#### Raw data:
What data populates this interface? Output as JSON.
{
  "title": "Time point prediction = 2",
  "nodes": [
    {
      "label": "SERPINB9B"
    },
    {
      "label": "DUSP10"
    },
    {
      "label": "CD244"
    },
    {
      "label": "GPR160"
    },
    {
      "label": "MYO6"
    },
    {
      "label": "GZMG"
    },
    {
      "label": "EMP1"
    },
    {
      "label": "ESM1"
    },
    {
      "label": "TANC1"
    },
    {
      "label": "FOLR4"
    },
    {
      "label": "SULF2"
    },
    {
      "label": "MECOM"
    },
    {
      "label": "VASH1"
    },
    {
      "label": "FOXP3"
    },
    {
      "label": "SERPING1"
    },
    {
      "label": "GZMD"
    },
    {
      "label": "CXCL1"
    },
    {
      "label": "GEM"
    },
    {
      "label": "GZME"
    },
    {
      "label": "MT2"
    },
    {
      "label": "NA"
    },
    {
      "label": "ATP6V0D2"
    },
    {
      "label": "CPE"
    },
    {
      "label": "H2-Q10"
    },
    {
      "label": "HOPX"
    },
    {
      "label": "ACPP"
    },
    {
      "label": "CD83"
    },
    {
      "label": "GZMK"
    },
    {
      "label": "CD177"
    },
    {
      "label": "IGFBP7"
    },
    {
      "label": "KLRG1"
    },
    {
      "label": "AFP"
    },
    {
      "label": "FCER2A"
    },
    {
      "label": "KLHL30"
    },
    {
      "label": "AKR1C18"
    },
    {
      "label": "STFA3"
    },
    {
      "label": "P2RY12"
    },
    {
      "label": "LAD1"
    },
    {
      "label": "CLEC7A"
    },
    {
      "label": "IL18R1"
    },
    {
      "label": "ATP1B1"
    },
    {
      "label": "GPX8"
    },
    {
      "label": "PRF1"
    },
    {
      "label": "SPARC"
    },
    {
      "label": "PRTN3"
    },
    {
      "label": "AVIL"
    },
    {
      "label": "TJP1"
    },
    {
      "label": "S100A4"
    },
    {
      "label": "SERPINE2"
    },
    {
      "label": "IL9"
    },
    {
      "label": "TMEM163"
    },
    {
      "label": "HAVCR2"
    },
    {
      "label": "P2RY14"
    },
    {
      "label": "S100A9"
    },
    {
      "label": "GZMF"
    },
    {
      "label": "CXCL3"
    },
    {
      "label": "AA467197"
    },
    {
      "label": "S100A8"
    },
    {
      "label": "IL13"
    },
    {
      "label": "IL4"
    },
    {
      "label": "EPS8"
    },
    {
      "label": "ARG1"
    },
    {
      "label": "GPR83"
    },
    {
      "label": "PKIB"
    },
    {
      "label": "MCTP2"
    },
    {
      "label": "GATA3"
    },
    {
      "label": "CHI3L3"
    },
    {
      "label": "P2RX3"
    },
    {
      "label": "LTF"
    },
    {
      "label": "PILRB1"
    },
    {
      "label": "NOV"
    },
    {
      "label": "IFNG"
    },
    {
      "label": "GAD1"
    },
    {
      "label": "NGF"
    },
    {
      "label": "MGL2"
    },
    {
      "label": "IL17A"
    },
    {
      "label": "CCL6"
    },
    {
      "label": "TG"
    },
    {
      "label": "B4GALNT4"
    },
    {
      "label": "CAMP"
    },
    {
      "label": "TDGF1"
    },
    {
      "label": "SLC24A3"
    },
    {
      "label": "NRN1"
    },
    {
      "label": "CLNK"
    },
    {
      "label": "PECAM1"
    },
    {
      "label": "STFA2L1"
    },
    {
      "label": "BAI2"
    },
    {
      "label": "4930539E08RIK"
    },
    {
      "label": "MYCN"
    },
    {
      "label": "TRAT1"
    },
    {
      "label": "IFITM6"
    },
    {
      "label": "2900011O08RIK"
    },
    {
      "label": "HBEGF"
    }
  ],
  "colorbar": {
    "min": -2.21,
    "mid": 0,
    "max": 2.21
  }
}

#### Job:
Set every line of the listing down word for word.

#### Result below:
What data populates this interface? Output as JSON.
{
  "title": "Time point prediction = 2",
  "nodes": [
    {
      "label": "SERPINB9B"
    },
    {
      "label": "DUSP10"
    },
    {
      "label": "CD244"
    },
    {
      "label": "GPR160"
    },
    {
      "label": "MYO6"
    },
    {
      "label": "GZMG"
    },
    {
      "label": "EMP1"
    },
    {
      "label": "ESM1"
    },
    {
      "label": "TANC1"
    },
    {
      "label": "FOLR4"
    },
    {
      "label": "SULF2"
    },
    {
      "label": "MECOM"
    },
    {
      "label": "VASH1"
    },
    {
      "label": "FOXP3"
    },
    {
      "label": "SERPING1"
    },
    {
      "label": "GZMD"
    },
    {
      "label": "CXCL1"
    },
    {
      "label": "GEM"
    },
    {
      "label": "GZME"
    },
    {
      "label": "MT2"
    },
    {
      "label": "NA"
    },
    {
      "label": "ATP6V0D2"
    },
    {
      "label": "CPE"
    },
    {
      "label": "H2-Q10"
    },
    {
      "label": "HOPX"
    },
    {
      "label": "ACPP"
    },
    {
      "label": "CD83"
    },
    {
      "label": "GZMK"
    },
    {
      "label": "CD177"
    },
    {
      "label": "IGFBP7"
    },
    {
      "label": "KLRG1"
    },
    {
      "label": "AFP"
    },
    {
      "label": "FCER2A"
    },
    {
      "label": "KLHL30"
    },
    {
      "label": "AKR1C18"
    },
    {
      "label": "STFA3"
    },
    {
      "label": "P2RY12"
    },
    {
      "label": "LAD1"
    },
    {
      "label": "CLEC7A"
    },
    {
      "label": "IL18R1"
    },
    {
      "label": "ATP1B1"
    },
    {
      "label": "GPX8"
    },
    {
      "label": "PRF1"
    },
    {
      "label": "SPARC"
    },
    {
      "label": "PRTN3"
    },
    {
      "label": "AVIL"
    },
    {
      "label": "TJP1"
    },
    {
      "label": "S100A4"
    },
    {
      "label": "SERPINE2"
    },
    {
      "label": "IL9"
    },
    {
      "label": "TMEM163"
    },
    {
      "label": "HAVCR2"
    },
    {
      "label": "P2RY14"
    },
    {
      "label": "S100A9"
    },
    {
      "label": "GZMF"
    },
    {
      "label": "CXCL3"
    },
    {
      "label": "AA467197"
    },
    {
      "label": "S100A8"
    },
    {
      "label": "IL13"
    },
    {
      "label": "IL4"
    },
    {
      "label": "EPS8"
    },
    {
      "label": "ARG1"
    },
    {
      "label": "GPR83"
    },
    {
      "label": "PKIB"
    },
    {
      "label": "MCTP2"
    },
    {
      "label": "GATA3"
    },
    {
      "label": "CHI3L3"
    },
    {
      "label": "P2RX3"
    },
    {
      "label": "LTF"
    },
    {
      "label": "PILRB1"
    },
    {
      "label": "NOV"
    },
    {
      "label": "IFNG"
    },
    {
      "label": "GAD1"
    },
    {
      "label": "NGF"
    },
    {
      "label": "MGL2"
    },
    {
      "label": "IL17A"
    },
    {
      "label": "CCL6"
    },
    {
      "label": "TG"
    },
    {
      "label": "B4GALNT4"
    },
    {
      "label": "CAMP"
    },
    {
      "label": "TDGF1"
    },
    {
      "label": "SLC24A3"
    },
    {
      "label": "NRN1"
    },
    {
      "label": "CLNK"
    },
    {
      "label": "PECAM1"
    },
    {
      "label": "STFA2L1"
    },
    {
      "label": "BAI2"
    },
    {
      "label": "4930539E08RIK"
    },
    {
      "label": "MYCN"
    },
    {
      "label": "TRAT1"
    },
    {
      "label": "IFITM6"
    },
    {
      "label": "2900011O08RIK"
    },
    {
      "label": "HBEGF"
    }
  ],
  "colorbar": {
    "min": -2.21,
    "mid": 0,
    "max": 2.21
  }
}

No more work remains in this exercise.